§ **Passage**
--*--

Boosting poultry gut integrity with a source of charcoal

10-08-2021 | | |
Like many products, the quality of the raw materials influences the qualilty of the final product and its properties. PCMs can be produced from many different materials, ranging from bituminous coal to pristine wood sources. Photo: Svetlana Kolpakova
Like many products, the quality of the raw materials influences the qualilty of the final product and its properties. PCMs can be produced from many different materials, ranging from bituminous coal to pristine wood sources. Photo: Svetlana Kolpakova

Pyrogenic carbonaceous materials (PCMs), otherwise known as charcoal, can bind harmful compounds and boost gut integrity.

Gut integrity is a hot topic in animal production. With intensifying production and a reduction in permitted pharmaceutical solutions to control infections, other strategies must be applied.

Purification and detoxification

Charcoal has been known and appreciated for thousands of years for its purifying effects. It was already used thousands of years ago by the Romans and Chinese to improve drinking water safety and for general detoxification purposes.

Water safety and quality

It is only in more recent times that the specific qualities and characteristics of charcoal have been studied in more detail. The purifying effects of charcoal are used today on an industrial scale worldwide to improve drinking water safety and quality. These properties have also attracted interest in its use for many other applications, ranging from skincare and teeth whitening, to improving gut integrity in both humans and animals.

Differences in quality

The wide range of solutions offered by charcoal is an indicator of its non-specific functionality. The differences in quality in the types of charcoal currently available explain both its widespread use and the varied levels of success with the use of charcoal in general.

Thermochemical conversion

Charcoal, biochar and activated carbon can all be grouped together under the heading of pyrogenic carbonaceous materials (PCMs), as they are produced by the thermochemical conversion of carbon-containing materials. The definitions of each are not specific, have changed over time and – with growing interest in their application – are increasingly starting to overlap, thus, possibly causing confusion.

--*--

§ **Extracted records**
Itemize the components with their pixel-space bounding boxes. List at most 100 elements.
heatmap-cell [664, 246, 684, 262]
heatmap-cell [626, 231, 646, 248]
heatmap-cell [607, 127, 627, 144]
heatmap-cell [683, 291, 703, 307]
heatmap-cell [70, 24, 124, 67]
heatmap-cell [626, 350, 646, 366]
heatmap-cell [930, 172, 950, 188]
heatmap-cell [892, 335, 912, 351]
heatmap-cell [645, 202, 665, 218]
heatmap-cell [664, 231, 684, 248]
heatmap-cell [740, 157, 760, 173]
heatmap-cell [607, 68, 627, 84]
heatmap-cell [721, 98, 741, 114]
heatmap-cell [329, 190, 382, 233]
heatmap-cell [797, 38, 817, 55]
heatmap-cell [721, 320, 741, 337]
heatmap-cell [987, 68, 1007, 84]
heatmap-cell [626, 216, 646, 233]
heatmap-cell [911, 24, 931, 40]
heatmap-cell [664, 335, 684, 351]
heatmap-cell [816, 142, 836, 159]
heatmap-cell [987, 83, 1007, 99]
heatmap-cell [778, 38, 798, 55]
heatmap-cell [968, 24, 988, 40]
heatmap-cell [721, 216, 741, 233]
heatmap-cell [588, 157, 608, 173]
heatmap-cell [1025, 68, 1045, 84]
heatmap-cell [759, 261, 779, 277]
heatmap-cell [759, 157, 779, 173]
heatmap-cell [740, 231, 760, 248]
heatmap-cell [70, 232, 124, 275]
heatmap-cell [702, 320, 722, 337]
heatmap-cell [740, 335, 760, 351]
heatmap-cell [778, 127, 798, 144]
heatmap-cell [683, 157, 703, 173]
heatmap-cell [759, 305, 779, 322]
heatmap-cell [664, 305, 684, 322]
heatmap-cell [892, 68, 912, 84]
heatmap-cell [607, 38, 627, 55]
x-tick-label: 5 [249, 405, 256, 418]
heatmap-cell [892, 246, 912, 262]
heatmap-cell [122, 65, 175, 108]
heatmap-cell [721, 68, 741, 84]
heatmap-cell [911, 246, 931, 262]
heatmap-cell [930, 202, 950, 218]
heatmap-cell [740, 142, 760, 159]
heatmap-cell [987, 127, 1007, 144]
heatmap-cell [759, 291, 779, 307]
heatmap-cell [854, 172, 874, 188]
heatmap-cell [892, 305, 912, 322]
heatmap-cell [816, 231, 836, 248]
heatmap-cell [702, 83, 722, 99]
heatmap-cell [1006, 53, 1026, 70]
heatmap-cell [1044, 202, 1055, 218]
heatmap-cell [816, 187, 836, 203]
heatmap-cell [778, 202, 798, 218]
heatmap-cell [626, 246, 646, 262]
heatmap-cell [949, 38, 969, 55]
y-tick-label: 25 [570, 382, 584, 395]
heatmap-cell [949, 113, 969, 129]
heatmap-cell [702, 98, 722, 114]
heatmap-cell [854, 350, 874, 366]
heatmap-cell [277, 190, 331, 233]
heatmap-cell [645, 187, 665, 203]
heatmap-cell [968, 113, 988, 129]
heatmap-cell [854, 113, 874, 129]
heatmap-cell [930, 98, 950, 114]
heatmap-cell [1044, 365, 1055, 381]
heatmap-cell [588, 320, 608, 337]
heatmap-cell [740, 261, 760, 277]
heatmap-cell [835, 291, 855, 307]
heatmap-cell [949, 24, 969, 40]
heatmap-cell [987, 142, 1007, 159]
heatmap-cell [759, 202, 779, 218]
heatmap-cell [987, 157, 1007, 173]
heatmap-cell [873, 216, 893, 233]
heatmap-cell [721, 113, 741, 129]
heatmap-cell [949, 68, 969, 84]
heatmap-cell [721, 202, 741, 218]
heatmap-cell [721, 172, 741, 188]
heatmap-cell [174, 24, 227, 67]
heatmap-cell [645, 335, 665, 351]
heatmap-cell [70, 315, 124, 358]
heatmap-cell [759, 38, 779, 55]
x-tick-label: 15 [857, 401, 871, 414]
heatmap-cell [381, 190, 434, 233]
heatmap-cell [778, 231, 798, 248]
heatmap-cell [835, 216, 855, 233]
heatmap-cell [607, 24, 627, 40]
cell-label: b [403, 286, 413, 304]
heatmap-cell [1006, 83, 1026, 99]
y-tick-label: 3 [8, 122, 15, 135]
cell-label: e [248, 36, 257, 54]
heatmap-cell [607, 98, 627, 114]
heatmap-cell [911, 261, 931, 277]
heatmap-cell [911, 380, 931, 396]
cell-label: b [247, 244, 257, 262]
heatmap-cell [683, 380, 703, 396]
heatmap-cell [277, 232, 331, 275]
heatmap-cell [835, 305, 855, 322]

--*--

§ **Exercise set**
1. Print the passage of the charcoal article starting at "Charcoal, biochar and" and ending at "possibly causing confusion.".
2. Please list every section heading in the charcoal article.

§ **Results of the exercise**
1.
Charcoal, biochar and activated carbon can all be grouped together under the heading of pyrogenic carbonaceous materials (PCMs), as they are produced by the thermochemical conversion of carbon-containing materials. The definitions of each are not specific, have changed over time and – with growing interest in their application – are increasingly starting to overlap, thus, possibly causing confusion.

2.
Purification and detoxification
Water safety and quality
Differences in quality
Thermochemical conversion